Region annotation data
********************
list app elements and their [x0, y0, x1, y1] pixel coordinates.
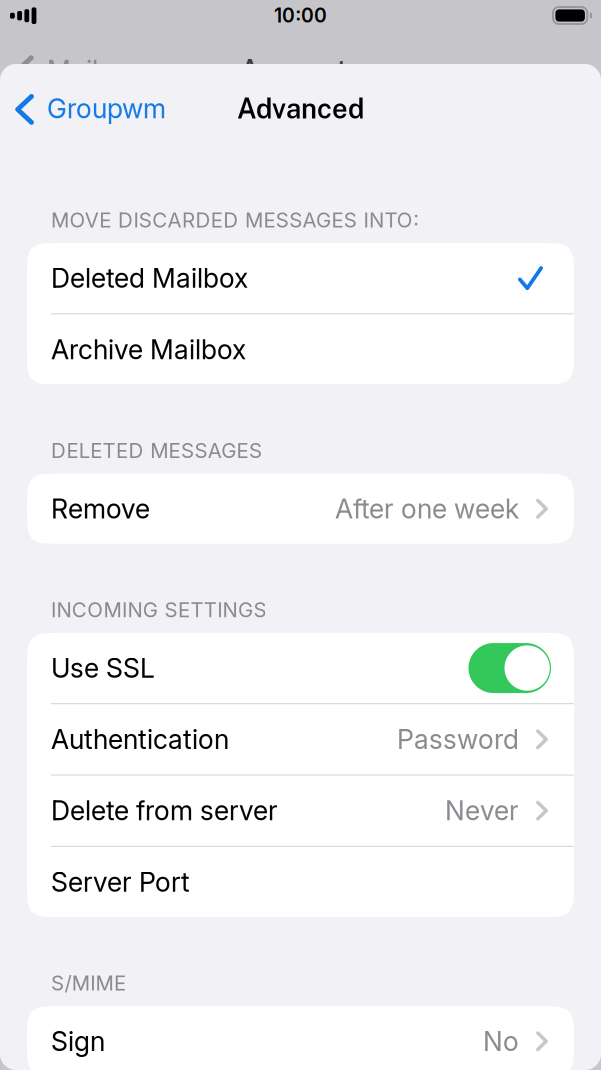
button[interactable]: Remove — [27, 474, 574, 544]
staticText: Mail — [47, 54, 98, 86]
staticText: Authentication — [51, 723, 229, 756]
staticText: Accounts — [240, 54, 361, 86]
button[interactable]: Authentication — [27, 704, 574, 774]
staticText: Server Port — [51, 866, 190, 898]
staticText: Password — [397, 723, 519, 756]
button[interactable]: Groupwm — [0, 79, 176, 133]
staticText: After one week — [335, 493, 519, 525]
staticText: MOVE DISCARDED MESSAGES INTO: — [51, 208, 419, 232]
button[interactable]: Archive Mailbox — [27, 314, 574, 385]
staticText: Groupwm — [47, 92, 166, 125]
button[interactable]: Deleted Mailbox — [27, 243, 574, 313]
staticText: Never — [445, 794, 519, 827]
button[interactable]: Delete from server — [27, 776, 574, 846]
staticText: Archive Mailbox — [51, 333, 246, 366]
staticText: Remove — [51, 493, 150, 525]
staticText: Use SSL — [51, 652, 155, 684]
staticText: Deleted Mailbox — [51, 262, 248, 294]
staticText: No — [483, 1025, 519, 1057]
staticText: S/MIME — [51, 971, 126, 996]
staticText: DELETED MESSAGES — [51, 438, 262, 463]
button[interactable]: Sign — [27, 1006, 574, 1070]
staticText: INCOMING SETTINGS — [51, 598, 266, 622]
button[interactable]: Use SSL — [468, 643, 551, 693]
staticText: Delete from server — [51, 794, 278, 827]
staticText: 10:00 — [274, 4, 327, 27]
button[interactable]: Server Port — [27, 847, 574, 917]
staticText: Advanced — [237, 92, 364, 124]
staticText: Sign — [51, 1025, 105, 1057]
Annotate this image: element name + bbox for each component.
********************
TASK PROMPT
Copy every line of the data above without any changes, and leave the pictures out.

OUTPUT FOR THIS TASK
list app elements and their [x0, y0, x1, y1] pixel coordinates.
button[interactable]: Remove — [27, 474, 574, 544]
staticText: Mail — [47, 54, 98, 86]
staticText: Authentication — [51, 723, 229, 756]
staticText: Accounts — [240, 54, 361, 86]
button[interactable]: Authentication — [27, 704, 574, 774]
staticText: Server Port — [51, 866, 190, 898]
staticText: Password — [397, 723, 519, 756]
button[interactable]: Groupwm — [0, 79, 176, 133]
staticText: After one week — [335, 493, 519, 525]
staticText: MOVE DISCARDED MESSAGES INTO: — [51, 208, 419, 232]
button[interactable]: Archive Mailbox — [27, 314, 574, 385]
staticText: Groupwm — [47, 92, 166, 125]
button[interactable]: Deleted Mailbox — [27, 243, 574, 313]
staticText: Never — [445, 794, 519, 827]
button[interactable]: Delete from server — [27, 776, 574, 846]
staticText: Archive Mailbox — [51, 333, 246, 366]
staticText: Remove — [51, 493, 150, 525]
staticText: Use SSL — [51, 652, 155, 684]
staticText: Deleted Mailbox — [51, 262, 248, 294]
staticText: No — [483, 1025, 519, 1057]
staticText: S/MIME — [51, 971, 126, 996]
staticText: DELETED MESSAGES — [51, 438, 262, 463]
button[interactable]: Sign — [27, 1006, 574, 1070]
staticText: INCOMING SETTINGS — [51, 598, 266, 622]
button[interactable]: Use SSL — [468, 643, 551, 693]
staticText: Delete from server — [51, 794, 278, 827]
staticText: 10:00 — [274, 4, 327, 27]
button[interactable]: Server Port — [27, 847, 574, 917]
staticText: Advanced — [237, 92, 364, 124]
staticText: Sign — [51, 1025, 105, 1057]
Annotate this image: element name + bbox for each component.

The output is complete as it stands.